_REQUIREMENTS_: The lines to be set down run from the line containing "Give me the" through the final line of the data below; print them exactly and print nothing else.

=-=-=

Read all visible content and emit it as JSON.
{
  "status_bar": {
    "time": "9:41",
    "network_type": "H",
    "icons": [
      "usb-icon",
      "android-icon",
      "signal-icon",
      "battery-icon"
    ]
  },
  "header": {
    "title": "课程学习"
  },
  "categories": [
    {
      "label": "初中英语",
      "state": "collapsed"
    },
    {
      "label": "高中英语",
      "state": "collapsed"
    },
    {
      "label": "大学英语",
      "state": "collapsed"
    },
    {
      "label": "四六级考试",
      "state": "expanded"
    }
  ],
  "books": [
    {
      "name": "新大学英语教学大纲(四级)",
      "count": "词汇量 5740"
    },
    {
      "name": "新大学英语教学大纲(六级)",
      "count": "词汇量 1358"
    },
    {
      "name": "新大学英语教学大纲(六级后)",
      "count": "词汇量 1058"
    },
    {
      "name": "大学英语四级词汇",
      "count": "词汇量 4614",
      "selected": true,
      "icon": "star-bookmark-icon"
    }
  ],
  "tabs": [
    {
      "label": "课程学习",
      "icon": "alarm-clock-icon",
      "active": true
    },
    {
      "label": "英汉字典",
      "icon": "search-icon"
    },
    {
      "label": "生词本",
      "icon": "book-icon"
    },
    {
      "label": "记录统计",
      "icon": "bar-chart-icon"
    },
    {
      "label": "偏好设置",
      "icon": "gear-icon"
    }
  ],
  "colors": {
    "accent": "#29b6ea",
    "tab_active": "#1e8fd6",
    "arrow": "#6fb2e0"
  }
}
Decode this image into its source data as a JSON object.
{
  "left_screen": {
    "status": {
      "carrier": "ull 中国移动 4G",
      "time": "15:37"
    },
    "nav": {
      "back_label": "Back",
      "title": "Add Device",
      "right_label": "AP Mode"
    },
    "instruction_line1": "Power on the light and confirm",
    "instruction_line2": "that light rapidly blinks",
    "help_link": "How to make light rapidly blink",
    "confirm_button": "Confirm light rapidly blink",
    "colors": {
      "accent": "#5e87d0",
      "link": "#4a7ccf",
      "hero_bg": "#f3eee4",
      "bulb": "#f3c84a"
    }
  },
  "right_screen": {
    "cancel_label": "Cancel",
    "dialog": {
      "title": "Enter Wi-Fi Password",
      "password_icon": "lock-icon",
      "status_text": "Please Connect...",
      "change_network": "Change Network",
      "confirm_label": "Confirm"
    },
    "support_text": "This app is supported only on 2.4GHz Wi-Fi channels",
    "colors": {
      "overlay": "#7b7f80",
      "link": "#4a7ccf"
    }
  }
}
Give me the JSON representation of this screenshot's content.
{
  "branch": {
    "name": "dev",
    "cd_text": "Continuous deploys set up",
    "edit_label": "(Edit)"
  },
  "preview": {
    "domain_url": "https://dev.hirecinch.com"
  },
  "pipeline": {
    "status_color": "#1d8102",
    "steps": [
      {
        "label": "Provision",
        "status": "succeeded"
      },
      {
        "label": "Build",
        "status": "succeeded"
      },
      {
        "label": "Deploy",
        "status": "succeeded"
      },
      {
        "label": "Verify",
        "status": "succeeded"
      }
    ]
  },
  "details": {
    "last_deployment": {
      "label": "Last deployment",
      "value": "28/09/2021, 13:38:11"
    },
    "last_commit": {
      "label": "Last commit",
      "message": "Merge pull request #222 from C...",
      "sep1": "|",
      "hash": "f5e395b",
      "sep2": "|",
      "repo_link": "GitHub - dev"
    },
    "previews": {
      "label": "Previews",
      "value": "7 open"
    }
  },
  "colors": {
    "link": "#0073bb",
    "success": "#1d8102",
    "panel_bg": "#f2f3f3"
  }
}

=-=-=

_EXERCISE RESULT_:
Give me the JSON representation of this screenshot's content.
{
  "branch": {
    "name": "dev",
    "cd_text": "Continuous deploys set up",
    "edit_label": "(Edit)"
  },
  "preview": {
    "domain_url": "https://dev.hirecinch.com"
  },
  "pipeline": {
    "status_color": "#1d8102",
    "steps": [
      {
        "label": "Provision",
        "status": "succeeded"
      },
      {
        "label": "Build",
        "status": "succeeded"
      },
      {
        "label": "Deploy",
        "status": "succeeded"
      },
      {
        "label": "Verify",
        "status": "succeeded"
      }
    ]
  },
  "details": {
    "last_deployment": {
      "label": "Last deployment",
      "value": "28/09/2021, 13:38:11"
    },
    "last_commit": {
      "label": "Last commit",
      "message": "Merge pull request #222 from C...",
      "sep1": "|",
      "hash": "f5e395b",
      "sep2": "|",
      "repo_link": "GitHub - dev"
    },
    "previews": {
      "label": "Previews",
      "value": "7 open"
    }
  },
  "colors": {
    "link": "#0073bb",
    "success": "#1d8102",
    "panel_bg": "#f2f3f3"
  }
}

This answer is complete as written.